* **DATA SHOWN**
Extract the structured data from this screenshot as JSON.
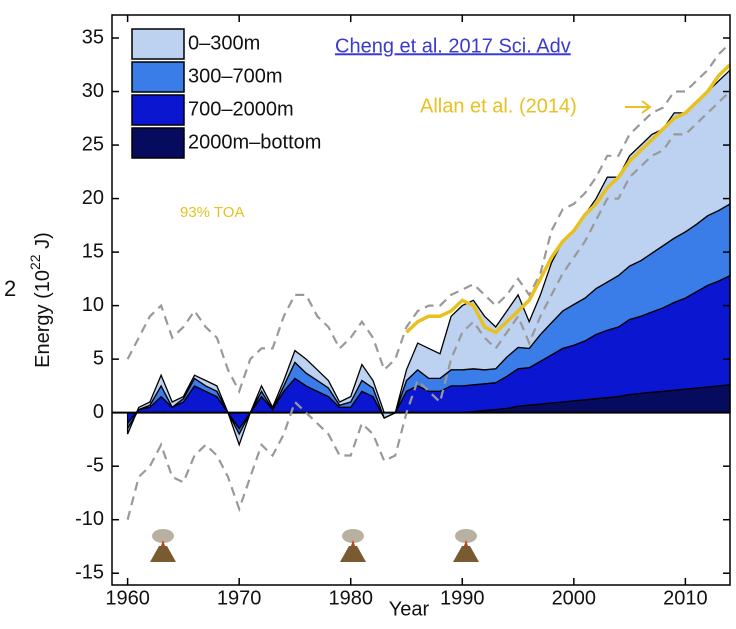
{
  "chart_data": {
    "type": "stacked-area",
    "y_label": {
      "prefix": "Energy (10",
      "exponent": "22",
      "suffix": " J)"
    },
    "x_label": "Year",
    "edge_text": "2",
    "annotations": {
      "source": "Cheng et al. 2017 Sci. Adv",
      "toa": "93% TOA",
      "allan": "Allan et al. (2014)"
    },
    "xlim": [
      1958.6,
      2014
    ],
    "ylim": [
      -16.1,
      37.15
    ],
    "xticks": [
      1960,
      1970,
      1980,
      1990,
      2000,
      2010
    ],
    "yticks": [
      -15,
      -10,
      -5,
      0,
      5,
      10,
      15,
      20,
      25,
      30,
      35
    ],
    "x": [
      1960,
      1961,
      1962,
      1963,
      1964,
      1965,
      1966,
      1967,
      1968,
      1969,
      1970,
      1971,
      1972,
      1973,
      1974,
      1975,
      1976,
      1977,
      1978,
      1979,
      1980,
      1981,
      1982,
      1983,
      1984,
      1985,
      1986,
      1987,
      1988,
      1989,
      1990,
      1991,
      1992,
      1993,
      1994,
      1995,
      1996,
      1997,
      1998,
      1999,
      2000,
      2001,
      2002,
      2003,
      2004,
      2005,
      2006,
      2007,
      2008,
      2009,
      2010,
      2011,
      2012,
      2013,
      2014
    ],
    "series": [
      {
        "name": "0–300m",
        "color": "#bcd2f0",
        "values": [
          -0.5,
          0.2,
          0.3,
          1,
          0.5,
          0.2,
          0.3,
          0.5,
          0.5,
          0,
          -1,
          0,
          0.5,
          0.2,
          0.5,
          1.1,
          1.3,
          1,
          0.7,
          0.3,
          0.5,
          1.5,
          0.7,
          0.5,
          0,
          1,
          2.5,
          2.8,
          2.3,
          5,
          6,
          6.4,
          5,
          3.9,
          4.3,
          4.9,
          2.5,
          3.7,
          5.6,
          6.5,
          6.9,
          7.8,
          8.4,
          9.8,
          9.2,
          10.3,
          10.8,
          11.1,
          10.9,
          11.7,
          11.1,
          11.4,
          11.6,
          12.1,
          12.5
        ]
      },
      {
        "name": "300–700m",
        "color": "#3b7de8",
        "values": [
          -0.5,
          0,
          0.2,
          1,
          0,
          0.3,
          0.7,
          0.5,
          0.5,
          0,
          -0.5,
          0,
          0.5,
          0,
          0.5,
          1.5,
          1.2,
          1,
          0.8,
          0.2,
          0.5,
          1,
          0.8,
          0,
          0,
          1,
          1.5,
          1.2,
          1.2,
          1.5,
          1.5,
          1.5,
          1.3,
          1.3,
          1.8,
          2,
          1.8,
          2.5,
          3,
          3.5,
          3.8,
          4,
          4.3,
          4.5,
          4.8,
          5,
          5.2,
          5.5,
          5.8,
          6,
          6.2,
          6.3,
          6.5,
          6.6,
          6.7
        ]
      },
      {
        "name": "700–2000m",
        "color": "#0a16d0",
        "values": [
          -1,
          0.3,
          0.5,
          1.5,
          0.5,
          1,
          2.5,
          2,
          1.5,
          0,
          -1.5,
          0,
          1.5,
          0.3,
          2,
          3.2,
          2.5,
          2,
          1.5,
          0.5,
          0.5,
          2,
          1.5,
          -0.5,
          0,
          2,
          2.5,
          2,
          2,
          2.5,
          2.5,
          2.5,
          2.5,
          2.5,
          3,
          3.5,
          3.5,
          4,
          4.5,
          5,
          5.2,
          5.5,
          6,
          6.3,
          6.5,
          7,
          7.2,
          7.5,
          7.8,
          8.2,
          8.5,
          9,
          9.5,
          9.8,
          10.2
        ]
      },
      {
        "name": "2000m–bottom",
        "color": "#060b5e",
        "values": [
          0,
          0,
          0,
          0,
          0,
          0,
          0,
          0,
          0,
          0,
          0,
          0,
          0,
          0,
          0,
          0,
          0,
          0,
          0,
          0,
          0,
          0,
          0,
          0,
          0,
          0,
          0,
          0,
          0,
          0,
          0,
          0.1,
          0.2,
          0.3,
          0.4,
          0.6,
          0.7,
          0.8,
          0.9,
          1,
          1.1,
          1.2,
          1.3,
          1.4,
          1.5,
          1.7,
          1.8,
          1.9,
          2,
          2.1,
          2.2,
          2.3,
          2.4,
          2.5,
          2.6
        ]
      }
    ],
    "bounds": {
      "color": "#999999",
      "upper": [
        5,
        7,
        9,
        10,
        7,
        8,
        9.5,
        8,
        7,
        4,
        2,
        5,
        6,
        6,
        9,
        11,
        11,
        9,
        8,
        6,
        7,
        8.5,
        7,
        4,
        5,
        8,
        9.5,
        10,
        10,
        11,
        11.5,
        12,
        11,
        10,
        11,
        12.5,
        11,
        13,
        17,
        19,
        19.5,
        20.5,
        22,
        24,
        24,
        26,
        27,
        28,
        28.5,
        30,
        30,
        31,
        32,
        33.5,
        34.5
      ],
      "lower": [
        -10,
        -6,
        -5,
        -3,
        -6,
        -6.5,
        -4,
        -3,
        -4,
        -6,
        -9,
        -6,
        -3,
        -4,
        -2,
        1,
        0,
        -1,
        -2,
        -4,
        -4,
        -1,
        -2,
        -4.5,
        -4,
        0,
        3,
        2,
        1,
        5,
        7.5,
        8.5,
        7,
        6,
        7.5,
        9,
        6.5,
        9,
        11,
        13,
        14.5,
        16,
        18,
        20,
        20,
        22,
        23,
        24,
        24.5,
        26,
        26,
        27,
        28,
        29,
        30
      ]
    },
    "allan": {
      "color": "#e8c020",
      "values": [
        null,
        null,
        null,
        null,
        null,
        null,
        null,
        null,
        null,
        null,
        null,
        null,
        null,
        null,
        null,
        null,
        null,
        null,
        null,
        null,
        null,
        null,
        null,
        null,
        null,
        7.5,
        8.5,
        9,
        9,
        9.5,
        10.5,
        10,
        8,
        7.5,
        8.5,
        9.5,
        10.5,
        12.5,
        14.5,
        16,
        17,
        18.5,
        19.5,
        21,
        22,
        23.5,
        24.5,
        25.5,
        26.5,
        27.5,
        28,
        29,
        30,
        31.5,
        32.5
      ]
    }
  }
}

* **WRITTEN REQUEST**
The pictures in the entries should be left out; output everything else exactly.

* **RESPONSE**
Extract the structured data from this screenshot as JSON.
{
  "chart_data": {
    "type": "stacked-area",
    "y_label": {
      "prefix": "Energy (10",
      "exponent": "22",
      "suffix": " J)"
    },
    "x_label": "Year",
    "edge_text": "2",
    "annotations": {
      "source": "Cheng et al. 2017 Sci. Adv",
      "toa": "93% TOA",
      "allan": "Allan et al. (2014)"
    },
    "xlim": [
      1958.6,
      2014
    ],
    "ylim": [
      -16.1,
      37.15
    ],
    "xticks": [
      1960,
      1970,
      1980,
      1990,
      2000,
      2010
    ],
    "yticks": [
      -15,
      -10,
      -5,
      0,
      5,
      10,
      15,
      20,
      25,
      30,
      35
    ],
    "x": [
      1960,
      1961,
      1962,
      1963,
      1964,
      1965,
      1966,
      1967,
      1968,
      1969,
      1970,
      1971,
      1972,
      1973,
      1974,
      1975,
      1976,
      1977,
      1978,
      1979,
      1980,
      1981,
      1982,
      1983,
      1984,
      1985,
      1986,
      1987,
      1988,
      1989,
      1990,
      1991,
      1992,
      1993,
      1994,
      1995,
      1996,
      1997,
      1998,
      1999,
      2000,
      2001,
      2002,
      2003,
      2004,
      2005,
      2006,
      2007,
      2008,
      2009,
      2010,
      2011,
      2012,
      2013,
      2014
    ],
    "series": [
      {
        "name": "0–300m",
        "color": "#bcd2f0",
        "values": [
          -0.5,
          0.2,
          0.3,
          1,
          0.5,
          0.2,
          0.3,
          0.5,
          0.5,
          0,
          -1,
          0,
          0.5,
          0.2,
          0.5,
          1.1,
          1.3,
          1,
          0.7,
          0.3,
          0.5,
          1.5,
          0.7,
          0.5,
          0,
          1,
          2.5,
          2.8,
          2.3,
          5,
          6,
          6.4,
          5,
          3.9,
          4.3,
          4.9,
          2.5,
          3.7,
          5.6,
          6.5,
          6.9,
          7.8,
          8.4,
          9.8,
          9.2,
          10.3,
          10.8,
          11.1,
          10.9,
          11.7,
          11.1,
          11.4,
          11.6,
          12.1,
          12.5
        ]
      },
      {
        "name": "300–700m",
        "color": "#3b7de8",
        "values": [
          -0.5,
          0,
          0.2,
          1,
          0,
          0.3,
          0.7,
          0.5,
          0.5,
          0,
          -0.5,
          0,
          0.5,
          0,
          0.5,
          1.5,
          1.2,
          1,
          0.8,
          0.2,
          0.5,
          1,
          0.8,
          0,
          0,
          1,
          1.5,
          1.2,
          1.2,
          1.5,
          1.5,
          1.5,
          1.3,
          1.3,
          1.8,
          2,
          1.8,
          2.5,
          3,
          3.5,
          3.8,
          4,
          4.3,
          4.5,
          4.8,
          5,
          5.2,
          5.5,
          5.8,
          6,
          6.2,
          6.3,
          6.5,
          6.6,
          6.7
        ]
      },
      {
        "name": "700–2000m",
        "color": "#0a16d0",
        "values": [
          -1,
          0.3,
          0.5,
          1.5,
          0.5,
          1,
          2.5,
          2,
          1.5,
          0,
          -1.5,
          0,
          1.5,
          0.3,
          2,
          3.2,
          2.5,
          2,
          1.5,
          0.5,
          0.5,
          2,
          1.5,
          -0.5,
          0,
          2,
          2.5,
          2,
          2,
          2.5,
          2.5,
          2.5,
          2.5,
          2.5,
          3,
          3.5,
          3.5,
          4,
          4.5,
          5,
          5.2,
          5.5,
          6,
          6.3,
          6.5,
          7,
          7.2,
          7.5,
          7.8,
          8.2,
          8.5,
          9,
          9.5,
          9.8,
          10.2
        ]
      },
      {
        "name": "2000m–bottom",
        "color": "#060b5e",
        "values": [
          0,
          0,
          0,
          0,
          0,
          0,
          0,
          0,
          0,
          0,
          0,
          0,
          0,
          0,
          0,
          0,
          0,
          0,
          0,
          0,
          0,
          0,
          0,
          0,
          0,
          0,
          0,
          0,
          0,
          0,
          0,
          0.1,
          0.2,
          0.3,
          0.4,
          0.6,
          0.7,
          0.8,
          0.9,
          1,
          1.1,
          1.2,
          1.3,
          1.4,
          1.5,
          1.7,
          1.8,
          1.9,
          2,
          2.1,
          2.2,
          2.3,
          2.4,
          2.5,
          2.6
        ]
      }
    ],
    "bounds": {
      "color": "#999999",
      "upper": [
        5,
        7,
        9,
        10,
        7,
        8,
        9.5,
        8,
        7,
        4,
        2,
        5,
        6,
        6,
        9,
        11,
        11,
        9,
        8,
        6,
        7,
        8.5,
        7,
        4,
        5,
        8,
        9.5,
        10,
        10,
        11,
        11.5,
        12,
        11,
        10,
        11,
        12.5,
        11,
        13,
        17,
        19,
        19.5,
        20.5,
        22,
        24,
        24,
        26,
        27,
        28,
        28.5,
        30,
        30,
        31,
        32,
        33.5,
        34.5
      ],
      "lower": [
        -10,
        -6,
        -5,
        -3,
        -6,
        -6.5,
        -4,
        -3,
        -4,
        -6,
        -9,
        -6,
        -3,
        -4,
        -2,
        1,
        0,
        -1,
        -2,
        -4,
        -4,
        -1,
        -2,
        -4.5,
        -4,
        0,
        3,
        2,
        1,
        5,
        7.5,
        8.5,
        7,
        6,
        7.5,
        9,
        6.5,
        9,
        11,
        13,
        14.5,
        16,
        18,
        20,
        20,
        22,
        23,
        24,
        24.5,
        26,
        26,
        27,
        28,
        29,
        30
      ]
    },
    "allan": {
      "color": "#e8c020",
      "values": [
        null,
        null,
        null,
        null,
        null,
        null,
        null,
        null,
        null,
        null,
        null,
        null,
        null,
        null,
        null,
        null,
        null,
        null,
        null,
        null,
        null,
        null,
        null,
        null,
        null,
        7.5,
        8.5,
        9,
        9,
        9.5,
        10.5,
        10,
        8,
        7.5,
        8.5,
        9.5,
        10.5,
        12.5,
        14.5,
        16,
        17,
        18.5,
        19.5,
        21,
        22,
        23.5,
        24.5,
        25.5,
        26.5,
        27.5,
        28,
        29,
        30,
        31.5,
        32.5
      ]
    }
  }
}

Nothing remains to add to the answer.